====== Raw records ======
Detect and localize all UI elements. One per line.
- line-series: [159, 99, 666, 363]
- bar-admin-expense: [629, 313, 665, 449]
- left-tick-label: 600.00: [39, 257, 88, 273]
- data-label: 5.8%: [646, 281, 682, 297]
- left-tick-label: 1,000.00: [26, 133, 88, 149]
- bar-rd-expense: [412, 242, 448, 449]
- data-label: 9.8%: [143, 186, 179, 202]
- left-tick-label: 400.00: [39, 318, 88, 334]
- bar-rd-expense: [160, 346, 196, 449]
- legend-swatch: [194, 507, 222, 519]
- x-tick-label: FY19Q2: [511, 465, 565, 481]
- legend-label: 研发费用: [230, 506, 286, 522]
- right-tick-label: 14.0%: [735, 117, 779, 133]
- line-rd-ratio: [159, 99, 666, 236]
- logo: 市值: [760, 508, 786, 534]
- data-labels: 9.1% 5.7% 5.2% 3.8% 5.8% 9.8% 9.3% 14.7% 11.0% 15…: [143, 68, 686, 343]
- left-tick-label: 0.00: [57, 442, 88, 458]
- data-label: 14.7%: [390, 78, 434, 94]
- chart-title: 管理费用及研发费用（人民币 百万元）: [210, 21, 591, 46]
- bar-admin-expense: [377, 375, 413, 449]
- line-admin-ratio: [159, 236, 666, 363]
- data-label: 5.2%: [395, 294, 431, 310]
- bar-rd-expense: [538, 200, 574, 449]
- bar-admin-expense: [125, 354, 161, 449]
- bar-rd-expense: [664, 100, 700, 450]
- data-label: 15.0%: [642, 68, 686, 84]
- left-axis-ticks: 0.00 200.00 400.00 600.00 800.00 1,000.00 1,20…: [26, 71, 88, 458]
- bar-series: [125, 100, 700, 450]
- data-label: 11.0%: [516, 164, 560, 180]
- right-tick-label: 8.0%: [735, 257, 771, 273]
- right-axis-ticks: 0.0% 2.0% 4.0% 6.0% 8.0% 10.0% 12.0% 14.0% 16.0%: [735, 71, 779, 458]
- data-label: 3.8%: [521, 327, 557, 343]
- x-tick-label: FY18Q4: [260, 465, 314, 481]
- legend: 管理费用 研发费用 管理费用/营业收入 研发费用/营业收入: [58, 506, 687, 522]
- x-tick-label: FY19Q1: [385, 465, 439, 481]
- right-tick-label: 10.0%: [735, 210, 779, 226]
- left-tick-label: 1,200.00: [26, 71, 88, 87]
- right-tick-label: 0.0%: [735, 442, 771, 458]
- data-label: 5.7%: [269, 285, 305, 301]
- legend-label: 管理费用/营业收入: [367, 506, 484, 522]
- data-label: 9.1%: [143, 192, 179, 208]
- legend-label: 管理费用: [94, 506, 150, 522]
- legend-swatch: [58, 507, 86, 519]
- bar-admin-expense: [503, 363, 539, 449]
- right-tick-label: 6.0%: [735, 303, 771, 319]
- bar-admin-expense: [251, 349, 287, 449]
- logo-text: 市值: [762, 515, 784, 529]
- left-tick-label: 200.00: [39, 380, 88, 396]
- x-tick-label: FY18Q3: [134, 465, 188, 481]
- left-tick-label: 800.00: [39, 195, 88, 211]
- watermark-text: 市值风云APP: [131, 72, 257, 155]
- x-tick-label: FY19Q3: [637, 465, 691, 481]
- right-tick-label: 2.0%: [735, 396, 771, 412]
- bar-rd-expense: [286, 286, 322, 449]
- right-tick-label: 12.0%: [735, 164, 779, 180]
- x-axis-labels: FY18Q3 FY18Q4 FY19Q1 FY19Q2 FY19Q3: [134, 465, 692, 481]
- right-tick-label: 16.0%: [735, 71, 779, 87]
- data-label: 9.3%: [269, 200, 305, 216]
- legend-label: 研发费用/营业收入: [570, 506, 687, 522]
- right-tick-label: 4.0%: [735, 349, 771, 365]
======
Exercise details
Transcribe every line of the records above verbatim.

Answer for the task
Detect and localize all UI elements. One per line.
- line-series: [159, 99, 666, 363]
- bar-admin-expense: [629, 313, 665, 449]
- left-tick-label: 600.00: [39, 257, 88, 273]
- data-label: 5.8%: [646, 281, 682, 297]
- left-tick-label: 1,000.00: [26, 133, 88, 149]
- bar-rd-expense: [412, 242, 448, 449]
- data-label: 9.8%: [143, 186, 179, 202]
- left-tick-label: 400.00: [39, 318, 88, 334]
- bar-rd-expense: [160, 346, 196, 449]
- legend-swatch: [194, 507, 222, 519]
- x-tick-label: FY19Q2: [511, 465, 565, 481]
- legend-label: 研发费用: [230, 506, 286, 522]
- right-tick-label: 14.0%: [735, 117, 779, 133]
- line-rd-ratio: [159, 99, 666, 236]
- logo: 市值: [760, 508, 786, 534]
- data-labels: 9.1% 5.7% 5.2% 3.8% 5.8% 9.8% 9.3% 14.7% 11.0% 15…: [143, 68, 686, 343]
- left-tick-label: 0.00: [57, 442, 88, 458]
- data-label: 14.7%: [390, 78, 434, 94]
- chart-title: 管理费用及研发费用（人民币 百万元）: [210, 21, 591, 46]
- bar-admin-expense: [377, 375, 413, 449]
- line-admin-ratio: [159, 236, 666, 363]
- data-label: 5.2%: [395, 294, 431, 310]
- bar-rd-expense: [538, 200, 574, 449]
- bar-admin-expense: [125, 354, 161, 449]
- bar-rd-expense: [664, 100, 700, 450]
- data-label: 15.0%: [642, 68, 686, 84]
- left-axis-ticks: 0.00 200.00 400.00 600.00 800.00 1,000.00 1,20…: [26, 71, 88, 458]
- bar-series: [125, 100, 700, 450]
- data-label: 11.0%: [516, 164, 560, 180]
- right-tick-label: 8.0%: [735, 257, 771, 273]
- right-axis-ticks: 0.0% 2.0% 4.0% 6.0% 8.0% 10.0% 12.0% 14.0% 16.0%: [735, 71, 779, 458]
- data-label: 3.8%: [521, 327, 557, 343]
- x-tick-label: FY18Q4: [260, 465, 314, 481]
- legend: 管理费用 研发费用 管理费用/营业收入 研发费用/营业收入: [58, 506, 687, 522]
- x-tick-label: FY19Q1: [385, 465, 439, 481]
- right-tick-label: 10.0%: [735, 210, 779, 226]
- left-tick-label: 1,200.00: [26, 71, 88, 87]
- right-tick-label: 0.0%: [735, 442, 771, 458]
- data-label: 5.7%: [269, 285, 305, 301]
- legend-label: 管理费用/营业收入: [367, 506, 484, 522]
- data-label: 9.1%: [143, 192, 179, 208]
- legend-label: 管理费用: [94, 506, 150, 522]
- legend-swatch: [58, 507, 86, 519]
- bar-admin-expense: [503, 363, 539, 449]
- right-tick-label: 6.0%: [735, 303, 771, 319]
- bar-admin-expense: [251, 349, 287, 449]
- logo-text: 市值: [762, 515, 784, 529]
- left-tick-label: 200.00: [39, 380, 88, 396]
- x-tick-label: FY18Q3: [134, 465, 188, 481]
- left-tick-label: 800.00: [39, 195, 88, 211]
- watermark-text: 市值风云APP: [131, 72, 257, 155]
- x-tick-label: FY19Q3: [637, 465, 691, 481]
- right-tick-label: 2.0%: [735, 396, 771, 412]
- bar-rd-expense: [286, 286, 322, 449]
- right-tick-label: 12.0%: [735, 164, 779, 180]
- x-axis-labels: FY18Q3 FY18Q4 FY19Q1 FY19Q2 FY19Q3: [134, 465, 692, 481]
- right-tick-label: 16.0%: [735, 71, 779, 87]
- data-label: 9.3%: [269, 200, 305, 216]
- legend-label: 研发费用/营业收入: [570, 506, 687, 522]
- right-tick-label: 4.0%: [735, 349, 771, 365]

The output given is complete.